Identify all lines in the data containing the string "this". Copy them out.

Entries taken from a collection

====

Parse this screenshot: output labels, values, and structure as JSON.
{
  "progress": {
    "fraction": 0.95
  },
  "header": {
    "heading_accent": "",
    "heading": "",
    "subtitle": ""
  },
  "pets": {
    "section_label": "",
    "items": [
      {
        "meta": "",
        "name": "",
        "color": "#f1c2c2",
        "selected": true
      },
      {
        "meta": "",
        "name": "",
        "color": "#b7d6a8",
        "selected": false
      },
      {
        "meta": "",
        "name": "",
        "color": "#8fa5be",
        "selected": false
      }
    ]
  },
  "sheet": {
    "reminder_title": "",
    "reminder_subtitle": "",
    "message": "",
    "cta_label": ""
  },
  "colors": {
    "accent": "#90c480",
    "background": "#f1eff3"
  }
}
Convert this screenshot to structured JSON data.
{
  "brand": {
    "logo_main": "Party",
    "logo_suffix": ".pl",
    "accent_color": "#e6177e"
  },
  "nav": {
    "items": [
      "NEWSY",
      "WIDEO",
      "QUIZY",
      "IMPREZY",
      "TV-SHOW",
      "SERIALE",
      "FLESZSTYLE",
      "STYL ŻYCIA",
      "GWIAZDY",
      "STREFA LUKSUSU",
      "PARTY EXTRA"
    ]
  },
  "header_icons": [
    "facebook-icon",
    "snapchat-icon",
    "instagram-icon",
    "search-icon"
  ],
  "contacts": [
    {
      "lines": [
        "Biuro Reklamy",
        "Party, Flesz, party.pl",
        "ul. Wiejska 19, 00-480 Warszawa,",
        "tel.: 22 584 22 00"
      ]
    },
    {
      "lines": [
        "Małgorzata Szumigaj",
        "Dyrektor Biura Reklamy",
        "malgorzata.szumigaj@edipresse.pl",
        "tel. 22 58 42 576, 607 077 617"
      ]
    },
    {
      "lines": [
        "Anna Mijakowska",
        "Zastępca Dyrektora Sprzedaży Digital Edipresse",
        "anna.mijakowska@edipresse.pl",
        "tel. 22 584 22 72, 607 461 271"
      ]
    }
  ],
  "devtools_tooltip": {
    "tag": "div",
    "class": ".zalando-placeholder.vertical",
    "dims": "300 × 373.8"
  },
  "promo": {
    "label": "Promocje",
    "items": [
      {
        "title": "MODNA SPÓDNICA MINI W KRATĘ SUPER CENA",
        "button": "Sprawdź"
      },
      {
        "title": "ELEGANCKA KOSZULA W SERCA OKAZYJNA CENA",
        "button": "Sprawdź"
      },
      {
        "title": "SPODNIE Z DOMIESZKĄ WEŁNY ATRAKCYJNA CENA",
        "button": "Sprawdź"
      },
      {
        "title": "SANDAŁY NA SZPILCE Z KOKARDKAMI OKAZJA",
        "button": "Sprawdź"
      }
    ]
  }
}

====

■ **Correct output**
Parse this screenshot: output labels, values, and structure as JSON.
Convert this screenshot to structured JSON data.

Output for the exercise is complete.